THE REQUEST: Tally the lines of the data that include the word "course" and state the total, nothing else.

GIVEN DATA:
* Start *

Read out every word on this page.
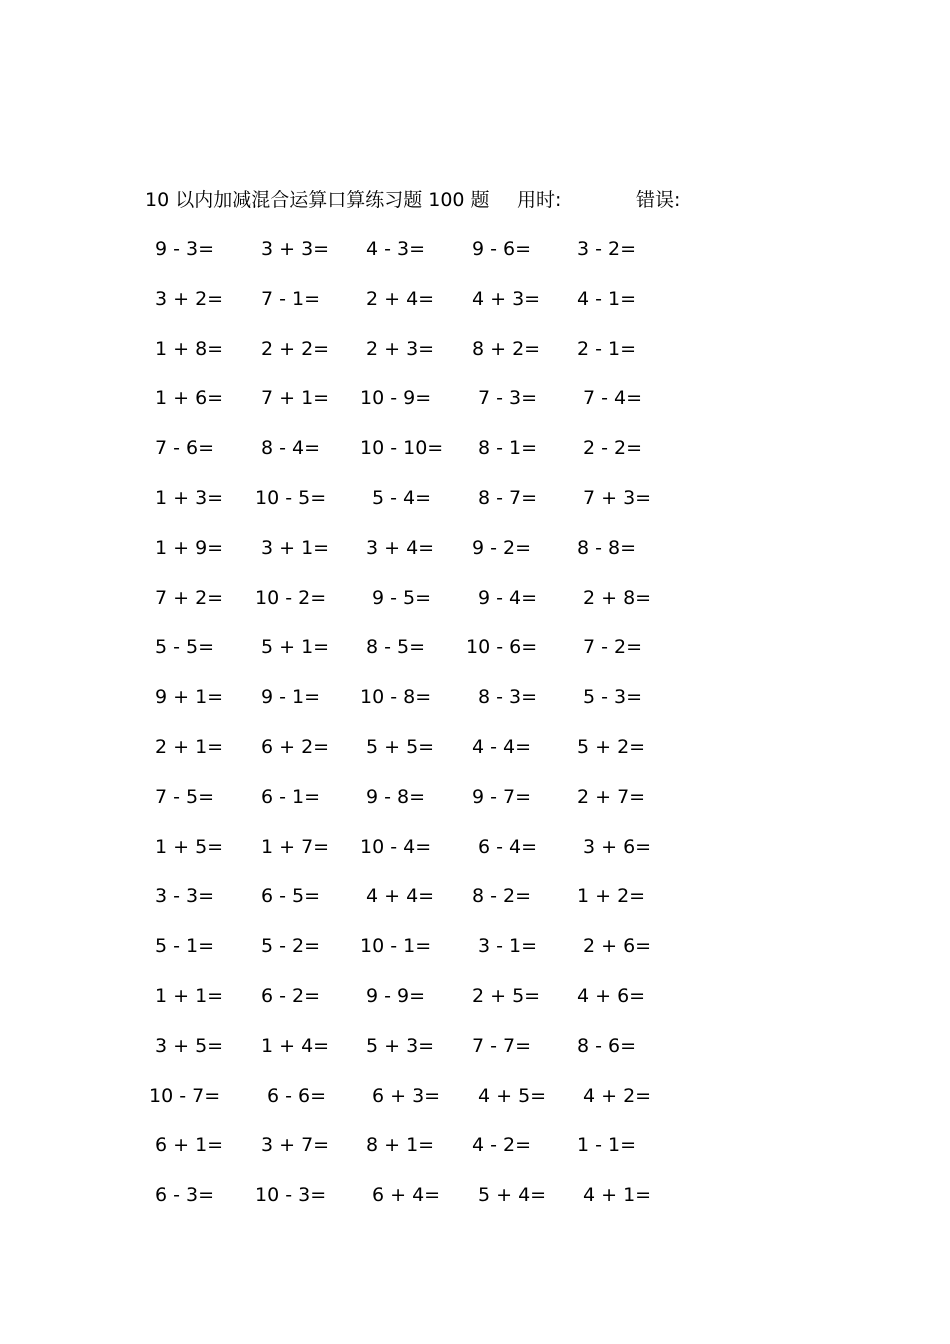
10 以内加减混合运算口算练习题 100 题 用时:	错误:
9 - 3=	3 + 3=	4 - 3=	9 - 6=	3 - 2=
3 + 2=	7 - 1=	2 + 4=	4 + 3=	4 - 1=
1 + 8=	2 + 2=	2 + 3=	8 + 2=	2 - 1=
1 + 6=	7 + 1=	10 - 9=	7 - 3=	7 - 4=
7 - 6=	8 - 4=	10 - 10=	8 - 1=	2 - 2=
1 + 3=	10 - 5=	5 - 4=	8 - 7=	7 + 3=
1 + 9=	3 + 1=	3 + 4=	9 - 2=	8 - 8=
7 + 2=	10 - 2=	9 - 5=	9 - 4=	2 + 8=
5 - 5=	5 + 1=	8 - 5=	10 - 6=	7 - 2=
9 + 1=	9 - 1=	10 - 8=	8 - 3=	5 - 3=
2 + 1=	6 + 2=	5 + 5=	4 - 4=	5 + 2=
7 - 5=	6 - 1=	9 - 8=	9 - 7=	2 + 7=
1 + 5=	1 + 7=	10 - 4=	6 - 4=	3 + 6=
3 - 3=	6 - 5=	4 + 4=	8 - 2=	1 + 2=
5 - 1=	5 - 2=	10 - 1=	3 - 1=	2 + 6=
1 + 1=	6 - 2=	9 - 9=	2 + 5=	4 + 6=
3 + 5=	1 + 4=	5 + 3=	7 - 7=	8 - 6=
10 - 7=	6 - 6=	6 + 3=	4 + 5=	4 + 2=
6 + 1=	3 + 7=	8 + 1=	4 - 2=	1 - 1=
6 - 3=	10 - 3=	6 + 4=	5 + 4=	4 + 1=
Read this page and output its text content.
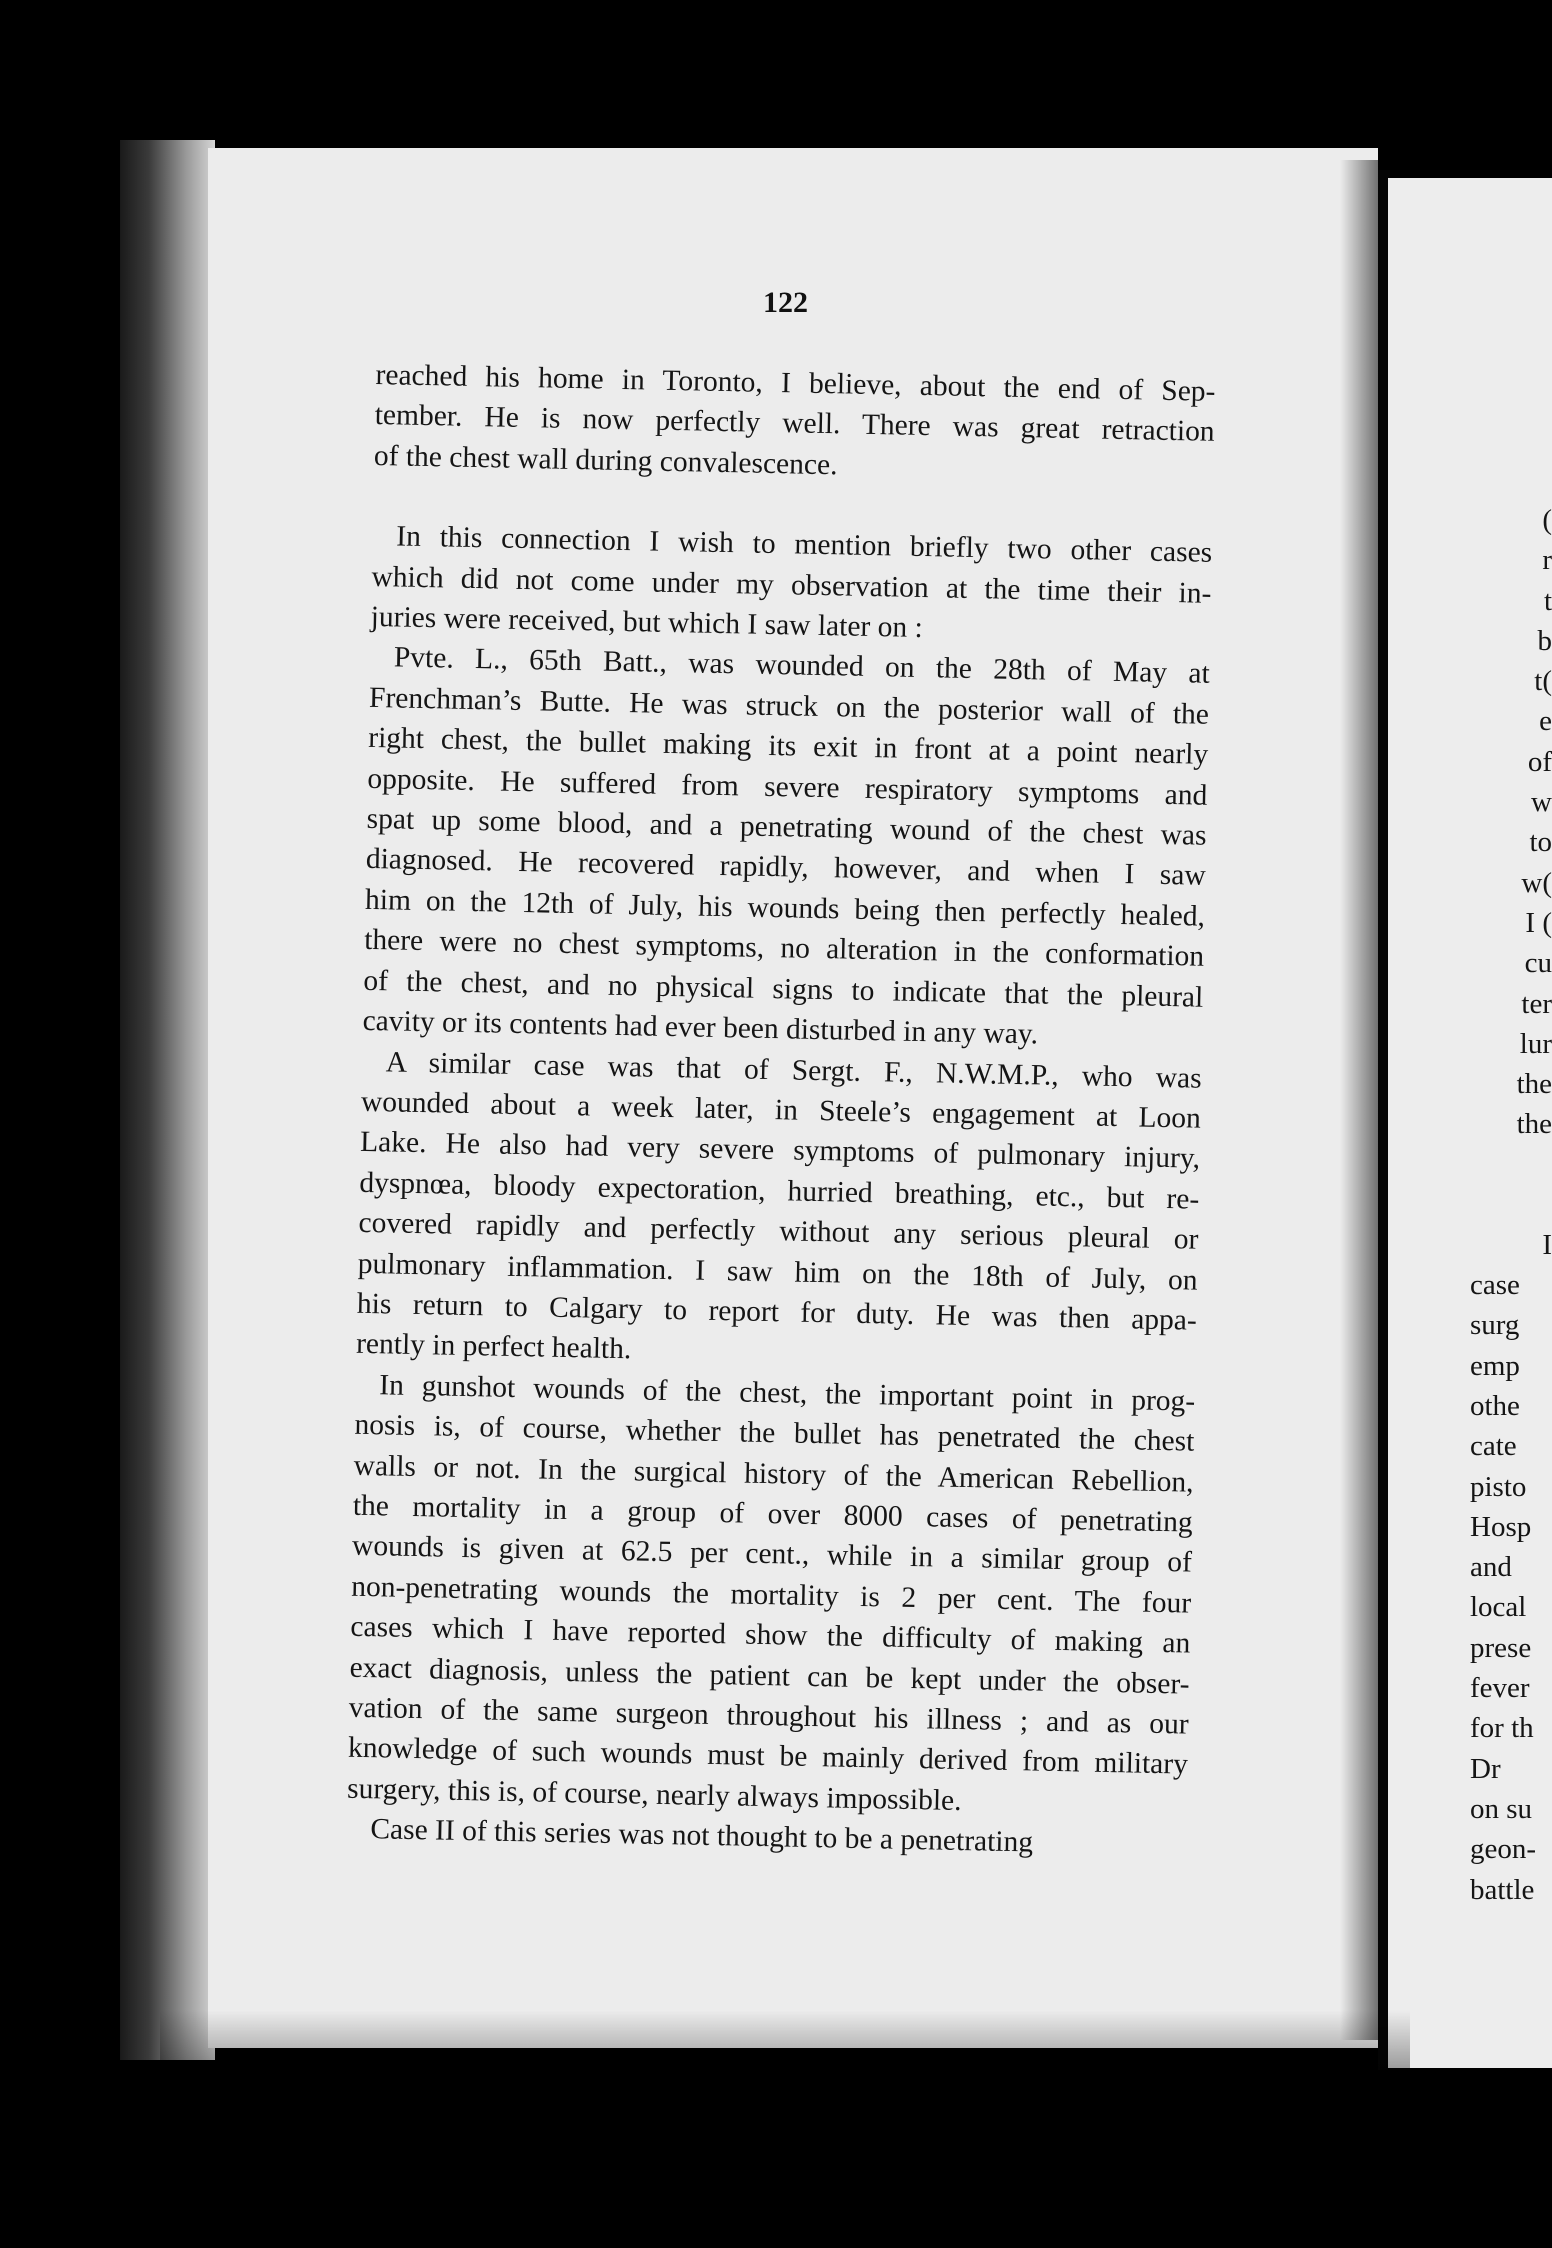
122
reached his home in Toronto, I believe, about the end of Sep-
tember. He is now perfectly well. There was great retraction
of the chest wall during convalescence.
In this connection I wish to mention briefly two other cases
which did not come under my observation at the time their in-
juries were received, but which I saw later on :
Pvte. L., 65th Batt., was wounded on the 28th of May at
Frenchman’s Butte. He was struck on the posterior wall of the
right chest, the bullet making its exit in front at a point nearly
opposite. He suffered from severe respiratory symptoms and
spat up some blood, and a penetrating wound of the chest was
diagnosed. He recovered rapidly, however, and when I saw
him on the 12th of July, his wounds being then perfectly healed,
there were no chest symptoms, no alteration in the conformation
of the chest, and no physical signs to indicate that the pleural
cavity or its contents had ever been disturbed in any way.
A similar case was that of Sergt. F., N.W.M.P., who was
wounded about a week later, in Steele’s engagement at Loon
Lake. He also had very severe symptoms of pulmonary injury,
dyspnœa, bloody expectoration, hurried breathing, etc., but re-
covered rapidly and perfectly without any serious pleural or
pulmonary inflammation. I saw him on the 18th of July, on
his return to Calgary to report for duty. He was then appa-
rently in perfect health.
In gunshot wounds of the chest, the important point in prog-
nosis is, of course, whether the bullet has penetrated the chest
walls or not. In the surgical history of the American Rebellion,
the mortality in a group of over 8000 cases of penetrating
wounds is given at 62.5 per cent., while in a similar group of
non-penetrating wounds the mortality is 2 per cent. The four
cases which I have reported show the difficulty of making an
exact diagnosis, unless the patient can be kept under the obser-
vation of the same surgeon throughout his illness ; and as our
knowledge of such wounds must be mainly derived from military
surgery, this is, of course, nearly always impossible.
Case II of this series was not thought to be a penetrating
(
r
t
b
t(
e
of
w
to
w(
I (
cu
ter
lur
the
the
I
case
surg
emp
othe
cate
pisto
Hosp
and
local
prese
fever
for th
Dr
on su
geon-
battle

* End *

ANSWER TO THIS EXERCISE: 2